- [What you should do]: From the line that has "What data populates" down to the final line of the listing below, transcribe every line exactly, and only those.

- [Exercise data]:
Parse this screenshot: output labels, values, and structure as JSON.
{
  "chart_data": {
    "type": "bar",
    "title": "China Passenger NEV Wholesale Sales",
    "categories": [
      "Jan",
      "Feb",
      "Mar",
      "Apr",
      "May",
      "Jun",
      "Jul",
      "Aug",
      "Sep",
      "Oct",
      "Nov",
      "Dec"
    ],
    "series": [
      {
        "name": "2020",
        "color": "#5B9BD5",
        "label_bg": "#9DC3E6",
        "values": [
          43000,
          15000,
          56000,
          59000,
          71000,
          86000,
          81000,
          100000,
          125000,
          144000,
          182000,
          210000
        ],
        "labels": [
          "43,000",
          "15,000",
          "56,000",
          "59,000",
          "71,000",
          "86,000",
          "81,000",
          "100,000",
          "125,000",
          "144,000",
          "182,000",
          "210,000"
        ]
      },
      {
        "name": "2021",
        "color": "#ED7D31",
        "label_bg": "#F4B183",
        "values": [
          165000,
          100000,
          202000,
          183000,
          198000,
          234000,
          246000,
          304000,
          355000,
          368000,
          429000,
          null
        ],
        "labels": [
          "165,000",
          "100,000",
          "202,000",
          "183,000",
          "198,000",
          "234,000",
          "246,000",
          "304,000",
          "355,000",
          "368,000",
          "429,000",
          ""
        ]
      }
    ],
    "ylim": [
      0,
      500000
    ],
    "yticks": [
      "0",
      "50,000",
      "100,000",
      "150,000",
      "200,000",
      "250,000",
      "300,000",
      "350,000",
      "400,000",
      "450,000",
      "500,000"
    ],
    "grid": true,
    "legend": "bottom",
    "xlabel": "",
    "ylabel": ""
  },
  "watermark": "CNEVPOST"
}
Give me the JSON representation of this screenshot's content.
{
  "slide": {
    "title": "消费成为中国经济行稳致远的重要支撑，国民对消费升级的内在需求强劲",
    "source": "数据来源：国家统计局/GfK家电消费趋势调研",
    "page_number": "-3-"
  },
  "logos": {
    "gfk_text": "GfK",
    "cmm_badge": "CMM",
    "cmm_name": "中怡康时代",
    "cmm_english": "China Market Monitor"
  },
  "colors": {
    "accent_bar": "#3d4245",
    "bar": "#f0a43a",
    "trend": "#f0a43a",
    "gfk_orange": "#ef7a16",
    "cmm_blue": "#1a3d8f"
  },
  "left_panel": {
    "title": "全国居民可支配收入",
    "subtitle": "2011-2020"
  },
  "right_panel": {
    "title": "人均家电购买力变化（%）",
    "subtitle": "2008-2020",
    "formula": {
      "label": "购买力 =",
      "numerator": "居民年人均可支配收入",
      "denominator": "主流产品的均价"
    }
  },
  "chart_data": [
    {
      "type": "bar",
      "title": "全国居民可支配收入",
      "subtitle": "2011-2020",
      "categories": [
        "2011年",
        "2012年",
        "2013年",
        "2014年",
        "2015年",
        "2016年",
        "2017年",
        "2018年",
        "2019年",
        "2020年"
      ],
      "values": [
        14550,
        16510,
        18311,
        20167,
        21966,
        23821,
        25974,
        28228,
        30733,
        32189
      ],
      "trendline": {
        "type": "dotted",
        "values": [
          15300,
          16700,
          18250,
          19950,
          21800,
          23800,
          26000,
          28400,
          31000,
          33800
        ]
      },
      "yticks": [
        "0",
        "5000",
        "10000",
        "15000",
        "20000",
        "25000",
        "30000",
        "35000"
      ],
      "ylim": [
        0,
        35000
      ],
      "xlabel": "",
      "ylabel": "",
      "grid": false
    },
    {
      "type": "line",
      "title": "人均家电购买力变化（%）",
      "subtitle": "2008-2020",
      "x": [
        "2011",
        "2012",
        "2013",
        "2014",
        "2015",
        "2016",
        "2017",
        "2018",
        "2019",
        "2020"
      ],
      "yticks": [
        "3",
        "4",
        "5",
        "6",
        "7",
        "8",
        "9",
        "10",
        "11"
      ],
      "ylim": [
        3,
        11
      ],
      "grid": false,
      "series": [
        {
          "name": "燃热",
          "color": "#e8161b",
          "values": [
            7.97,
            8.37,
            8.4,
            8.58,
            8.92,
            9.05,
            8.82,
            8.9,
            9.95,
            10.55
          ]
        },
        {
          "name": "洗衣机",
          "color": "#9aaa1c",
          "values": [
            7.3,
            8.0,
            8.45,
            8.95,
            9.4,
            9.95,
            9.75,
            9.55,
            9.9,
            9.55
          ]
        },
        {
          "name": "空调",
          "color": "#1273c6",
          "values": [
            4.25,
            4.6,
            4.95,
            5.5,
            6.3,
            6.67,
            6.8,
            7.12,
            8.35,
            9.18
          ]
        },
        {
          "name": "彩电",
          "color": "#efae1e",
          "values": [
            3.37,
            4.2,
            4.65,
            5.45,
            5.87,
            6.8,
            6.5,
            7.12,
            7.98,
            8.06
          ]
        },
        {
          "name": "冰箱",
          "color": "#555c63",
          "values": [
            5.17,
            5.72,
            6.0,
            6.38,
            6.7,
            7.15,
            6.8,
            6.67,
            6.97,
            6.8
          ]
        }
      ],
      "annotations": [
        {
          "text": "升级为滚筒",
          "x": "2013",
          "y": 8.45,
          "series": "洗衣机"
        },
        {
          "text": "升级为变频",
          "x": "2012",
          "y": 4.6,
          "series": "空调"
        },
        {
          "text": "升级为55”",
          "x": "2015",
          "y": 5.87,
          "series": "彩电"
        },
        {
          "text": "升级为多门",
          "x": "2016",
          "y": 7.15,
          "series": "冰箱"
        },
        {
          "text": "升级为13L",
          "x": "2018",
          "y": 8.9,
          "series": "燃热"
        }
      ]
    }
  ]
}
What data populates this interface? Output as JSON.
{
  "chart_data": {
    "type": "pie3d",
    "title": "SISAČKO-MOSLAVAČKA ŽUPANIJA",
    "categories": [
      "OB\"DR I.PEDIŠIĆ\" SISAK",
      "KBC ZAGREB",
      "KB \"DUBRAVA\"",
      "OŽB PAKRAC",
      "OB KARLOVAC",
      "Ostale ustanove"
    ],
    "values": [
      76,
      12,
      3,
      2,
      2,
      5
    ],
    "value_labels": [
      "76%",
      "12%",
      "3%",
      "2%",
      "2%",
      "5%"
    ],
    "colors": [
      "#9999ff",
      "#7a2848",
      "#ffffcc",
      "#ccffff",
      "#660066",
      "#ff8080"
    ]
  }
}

- [Output below]:
What data populates this interface? Output as JSON.
{
  "chart_data": {
    "type": "pie3d",
    "title": "SISAČKO-MOSLAVAČKA ŽUPANIJA",
    "categories": [
      "OB\"DR I.PEDIŠIĆ\" SISAK",
      "KBC ZAGREB",
      "KB \"DUBRAVA\"",
      "OŽB PAKRAC",
      "OB KARLOVAC",
      "Ostale ustanove"
    ],
    "values": [
      76,
      12,
      3,
      2,
      2,
      5
    ],
    "value_labels": [
      "76%",
      "12%",
      "3%",
      "2%",
      "2%",
      "5%"
    ],
    "colors": [
      "#9999ff",
      "#7a2848",
      "#ffffcc",
      "#ccffff",
      "#660066",
      "#ff8080"
    ]
  }
}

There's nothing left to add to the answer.